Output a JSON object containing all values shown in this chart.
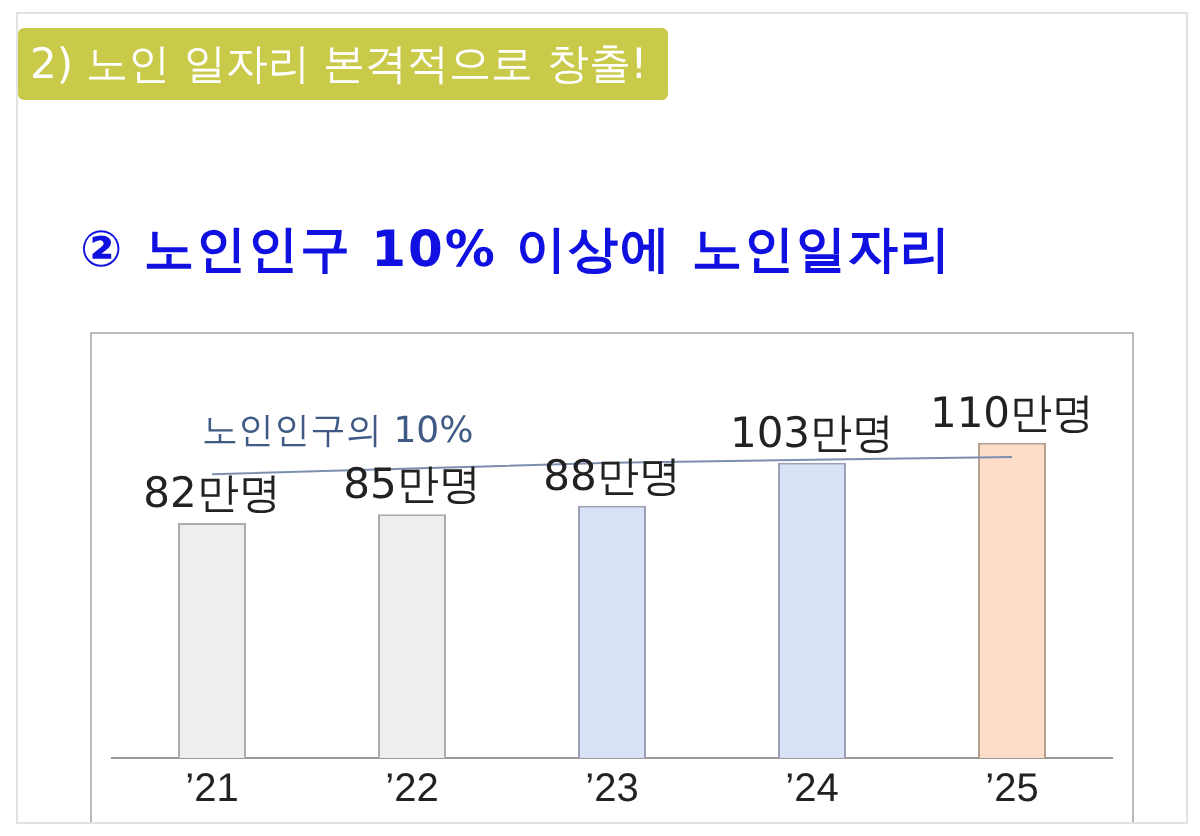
{
  "chart_data": {
    "type": "bar",
    "title": "2) 노인 일자리 본격적으로 창출!",
    "subtitle": "② 노인인구 10% 이상에 노인일자리",
    "categories": [
      "’21",
      "’22",
      "’23",
      "’24",
      "’25"
    ],
    "values": [
      82,
      85,
      88,
      103,
      110
    ],
    "colors": [
      "#eeeeee",
      "#eeeeee",
      "#d9e1f7",
      "#d9e1f7",
      "#fddcc8"
    ],
    "value_labels": [
      "82만명",
      "85만명",
      "88만명",
      "103만명",
      "110만명"
    ],
    "series": [
      {
        "type": "line",
        "name": "노인인구의 10%",
        "color": "#7d8fb0",
        "values": [
          99,
          101,
          103,
          104,
          105
        ]
      }
    ],
    "legend": false,
    "grid": false,
    "marker": "none"
  }
}
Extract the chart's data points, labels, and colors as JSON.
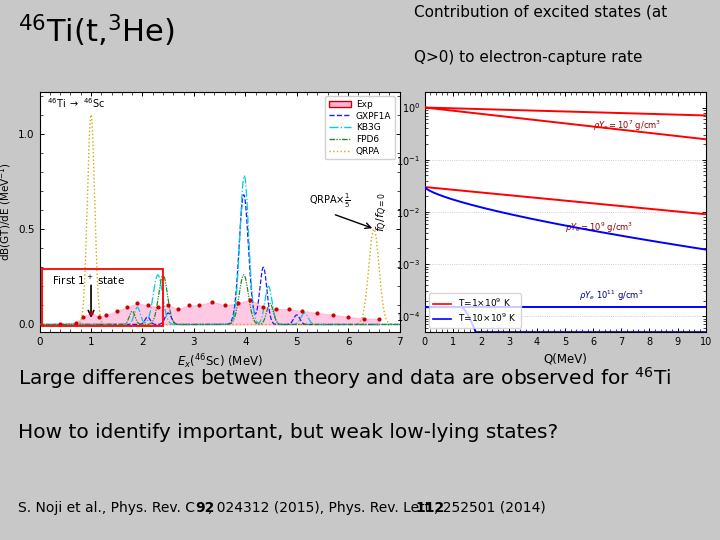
{
  "background_color": "#c8c8c8",
  "title_left_tex": "$^{46}$Ti(t,$^{3}$He)",
  "title_right_line1": "Contribution of excited states (at",
  "title_right_line2": "Q>0) to electron-capture rate",
  "main_line1": "Large differences between theory and data are observed for ",
  "main_line1_super": "$^{46}$Ti",
  "main_line2": "How to identify important, but weak low-lying states?",
  "ref_pre": "S. Noji et al., Phys. Rev. C ",
  "ref_b1": "92",
  "ref_mid": ", 024312 (2015), Phys. Rev. Lett. ",
  "ref_b2": "112",
  "ref_post": ", 252501 (2014)",
  "plot_bg": "white",
  "left_xlim": [
    0,
    7
  ],
  "left_ylim": [
    -0.04,
    1.22
  ],
  "left_xticks": [
    0,
    1,
    2,
    3,
    4,
    5,
    6,
    7
  ],
  "left_yticks": [
    0.0,
    0.5,
    1.0
  ],
  "right_xlim": [
    0,
    10
  ],
  "right_xticks": [
    0,
    1,
    2,
    3,
    4,
    5,
    6,
    7,
    8,
    9,
    10
  ]
}
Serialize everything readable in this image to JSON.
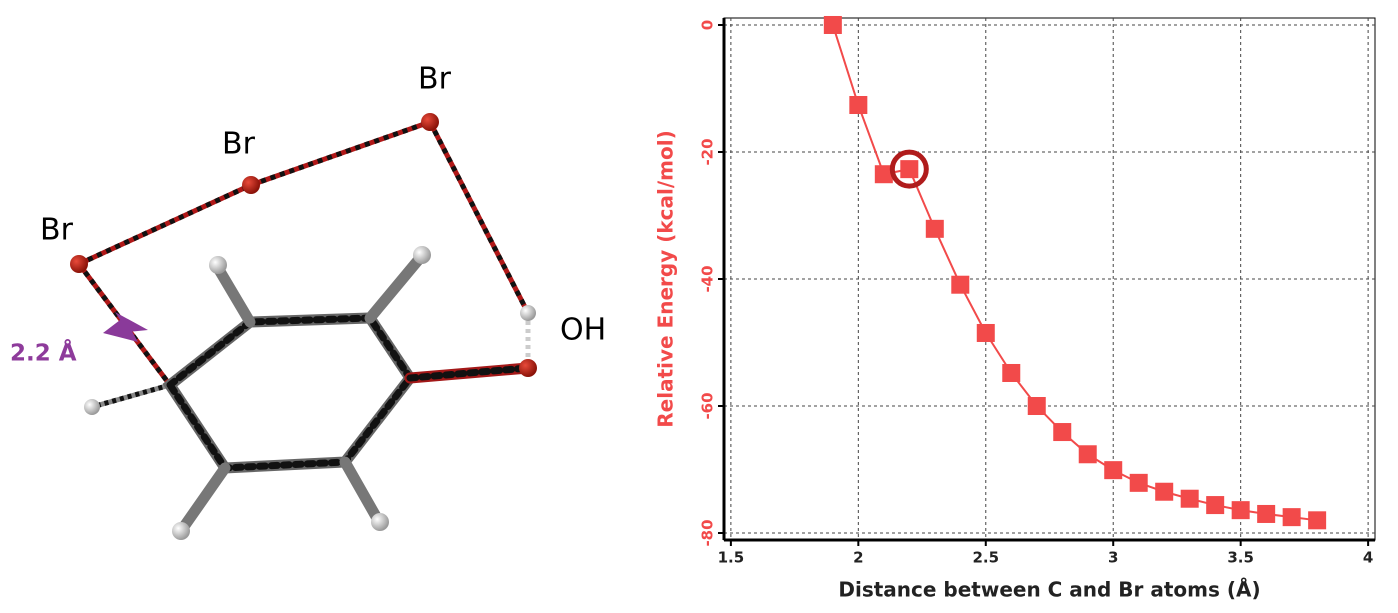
{
  "molecule": {
    "atom_labels": [
      "Br",
      "Br",
      "Br",
      "OH"
    ],
    "distance_label": "2.2 Å"
  },
  "chart_data": {
    "type": "line",
    "x_label": "Distance between C and Br atoms (Å)",
    "y_label": "Relative Energy (kcal/mol)",
    "x": [
      1.9,
      2.0,
      2.1,
      2.2,
      2.3,
      2.4,
      2.5,
      2.6,
      2.7,
      2.8,
      2.9,
      3.0,
      3.1,
      3.2,
      3.3,
      3.4,
      3.5,
      3.6,
      3.7,
      3.8
    ],
    "values": [
      0,
      -12.6,
      -23.5,
      -22.7,
      -32.1,
      -40.9,
      -48.5,
      -54.8,
      -60,
      -64.1,
      -67.6,
      -70.1,
      -72.1,
      -73.5,
      -74.6,
      -75.6,
      -76.4,
      -77,
      -77.5,
      -78
    ],
    "color": "#f24a4a",
    "highlight_index": 3,
    "highlight_color": "#b01c1c",
    "xlim": [
      1.473,
      4.027
    ],
    "xticks": [
      1.5,
      2,
      2.5,
      3,
      3.5,
      4
    ],
    "ylim": [
      -81.1,
      1.1
    ],
    "yticks": [
      0,
      -20,
      -40,
      -60,
      -80
    ],
    "grid": true
  }
}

WORK REQUIRED – Retype verbatim only the lines beginning with the line that contains "Serialize everything readable" and ending with the last line of the listing above; pictures are to be excluded.

COMPLETE ANSWER –
Serialize everything readable in this image to JSON.
{
  "molecule": {
    "atom_labels": [
      "Br",
      "Br",
      "Br",
      "OH"
    ],
    "distance_label": "2.2 Å"
  },
  "chart_data": {
    "type": "line",
    "x_label": "Distance between C and Br atoms (Å)",
    "y_label": "Relative Energy (kcal/mol)",
    "x": [
      1.9,
      2.0,
      2.1,
      2.2,
      2.3,
      2.4,
      2.5,
      2.6,
      2.7,
      2.8,
      2.9,
      3.0,
      3.1,
      3.2,
      3.3,
      3.4,
      3.5,
      3.6,
      3.7,
      3.8
    ],
    "values": [
      0,
      -12.6,
      -23.5,
      -22.7,
      -32.1,
      -40.9,
      -48.5,
      -54.8,
      -60,
      -64.1,
      -67.6,
      -70.1,
      -72.1,
      -73.5,
      -74.6,
      -75.6,
      -76.4,
      -77,
      -77.5,
      -78
    ],
    "color": "#f24a4a",
    "highlight_index": 3,
    "highlight_color": "#b01c1c",
    "xlim": [
      1.473,
      4.027
    ],
    "xticks": [
      1.5,
      2,
      2.5,
      3,
      3.5,
      4
    ],
    "ylim": [
      -81.1,
      1.1
    ],
    "yticks": [
      0,
      -20,
      -40,
      -60,
      -80
    ],
    "grid": true
  }
}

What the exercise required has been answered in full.